[Stored items]
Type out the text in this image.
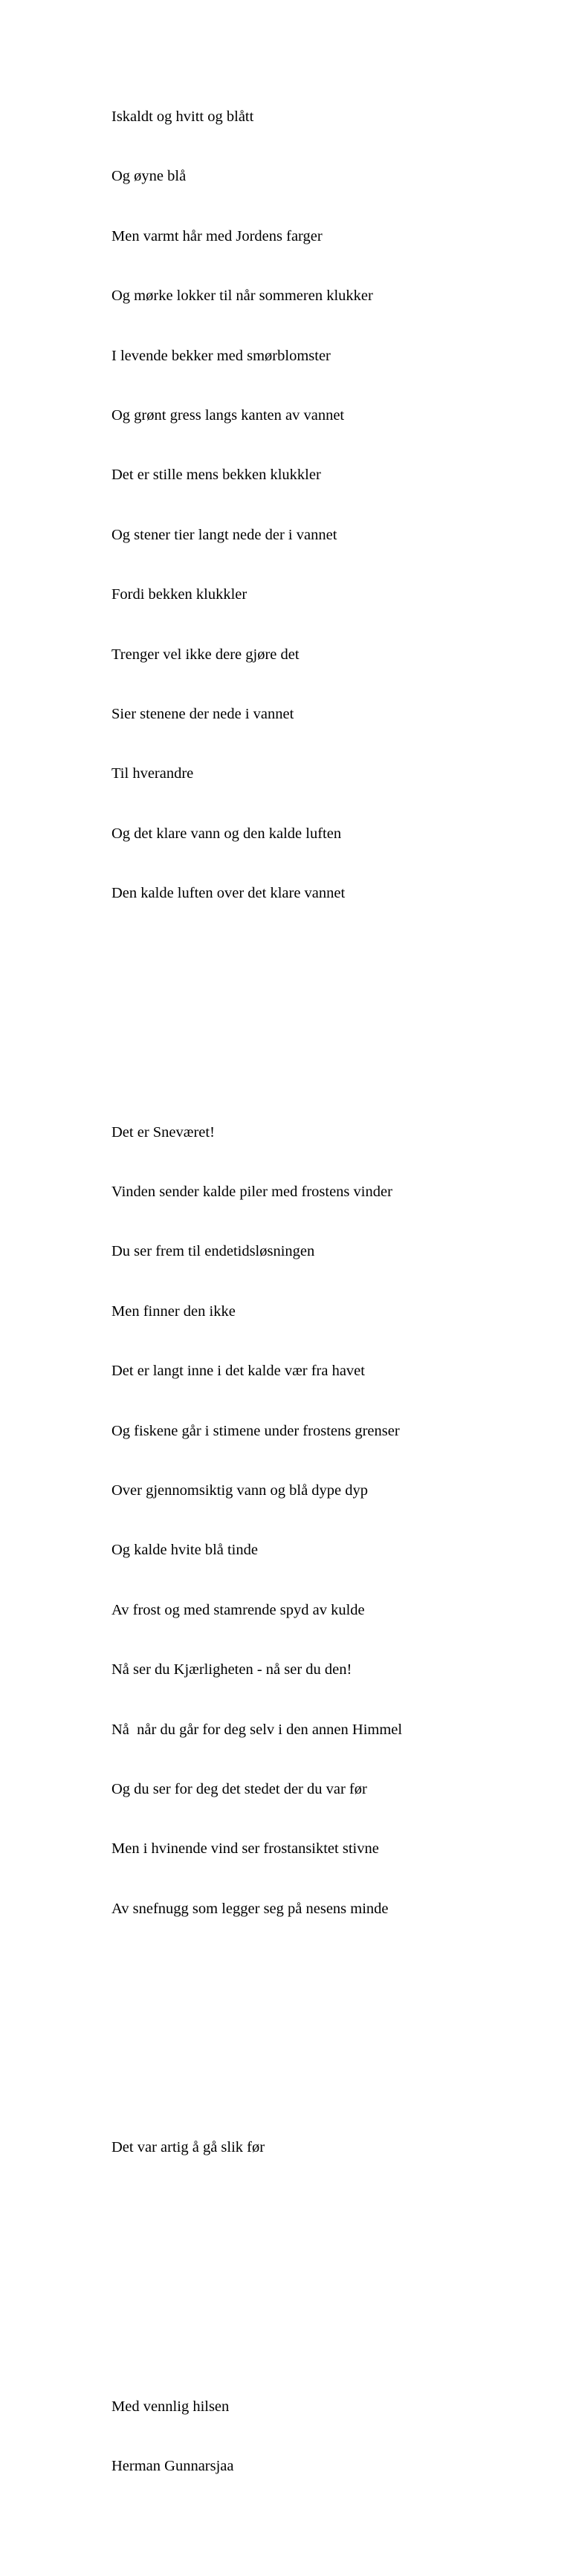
Iskaldt og hvitt og blått

Og øyne blå

Men varmt hår med Jordens farger

Og mørke lokker til når sommeren klukker

I levende bekker med smørblomster

Og grønt gress langs kanten av vannet

Det er stille mens bekken klukkler

Og stener tier langt nede der i vannet

Fordi bekken klukkler

Trenger vel ikke dere gjøre det

Sier stenene der nede i vannet

Til hverandre

Og det klare vann og den kalde luften

Den kalde luften over det klare vannet

Det er Sneværet!

Vinden sender kalde piler med frostens vinder

Du ser frem til endetidsløsningen

Men finner den ikke

Det er langt inne i det kalde vær fra havet

Og fiskene går i stimene under frostens grenser

Over gjennomsiktig vann og blå dype dyp

Og kalde hvite blå tinde

Av frost og med stamrende spyd av kulde

Nå ser du Kjærligheten - nå ser du den!

Nå  når du går for deg selv i den annen Himmel

Og du ser for deg det stedet der du var før

Men i hvinende vind ser frostansiktet stivne

Av snefnugg som legger seg på nesens minde

Det var artig å gå slik før

Med vennlig hilsen

Herman Gunnarsjaa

### The exercise:
Return the material exactly as given, apart from the pictures.

### Solution to the problem:
Type out the text in this image.
Iskaldt og hvitt og blått

Og øyne blå

Men varmt hår med Jordens farger

Og mørke lokker til når sommeren klukker

I levende bekker med smørblomster

Og grønt gress langs kanten av vannet

Det er stille mens bekken klukkler

Og stener tier langt nede der i vannet

Fordi bekken klukkler

Trenger vel ikke dere gjøre det

Sier stenene der nede i vannet

Til hverandre

Og det klare vann og den kalde luften

Den kalde luften over det klare vannet

Det er Sneværet!

Vinden sender kalde piler med frostens vinder

Du ser frem til endetidsløsningen

Men finner den ikke

Det er langt inne i det kalde vær fra havet

Og fiskene går i stimene under frostens grenser

Over gjennomsiktig vann og blå dype dyp

Og kalde hvite blå tinde

Av frost og med stamrende spyd av kulde

Nå ser du Kjærligheten - nå ser du den!

Nå  når du går for deg selv i den annen Himmel

Og du ser for deg det stedet der du var før

Men i hvinende vind ser frostansiktet stivne

Av snefnugg som legger seg på nesens minde

Det var artig å gå slik før

Med vennlig hilsen

Herman Gunnarsjaa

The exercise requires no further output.